Below is a block of records. Copy every line in it that contains the word "WHOOSH".

·····

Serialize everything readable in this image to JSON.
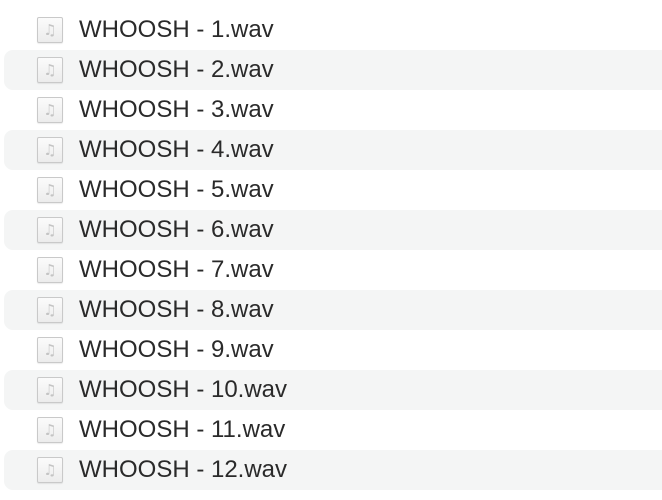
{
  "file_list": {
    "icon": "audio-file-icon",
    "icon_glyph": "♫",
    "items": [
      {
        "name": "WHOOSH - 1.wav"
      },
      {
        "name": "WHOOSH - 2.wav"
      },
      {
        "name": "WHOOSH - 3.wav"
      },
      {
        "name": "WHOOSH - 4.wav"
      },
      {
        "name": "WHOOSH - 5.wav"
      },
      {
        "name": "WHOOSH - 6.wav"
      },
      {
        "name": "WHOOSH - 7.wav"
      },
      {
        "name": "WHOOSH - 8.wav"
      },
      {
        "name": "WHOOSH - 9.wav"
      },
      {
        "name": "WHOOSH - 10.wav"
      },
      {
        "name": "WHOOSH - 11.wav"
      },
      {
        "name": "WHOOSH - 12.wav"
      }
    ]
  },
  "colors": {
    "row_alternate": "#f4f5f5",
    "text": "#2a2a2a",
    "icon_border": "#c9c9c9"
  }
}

·····

WRITTEN ANSWER:
        "name": "WHOOSH - 1.wav"
        "name": "WHOOSH - 2.wav"
        "name": "WHOOSH - 3.wav"
        "name": "WHOOSH - 4.wav"
        "name": "WHOOSH - 5.wav"
        "name": "WHOOSH - 6.wav"
        "name": "WHOOSH - 7.wav"
        "name": "WHOOSH - 8.wav"
        "name": "WHOOSH - 9.wav"
        "name": "WHOOSH - 10.wav"
        "name": "WHOOSH - 11.wav"
        "name": "WHOOSH - 12.wav"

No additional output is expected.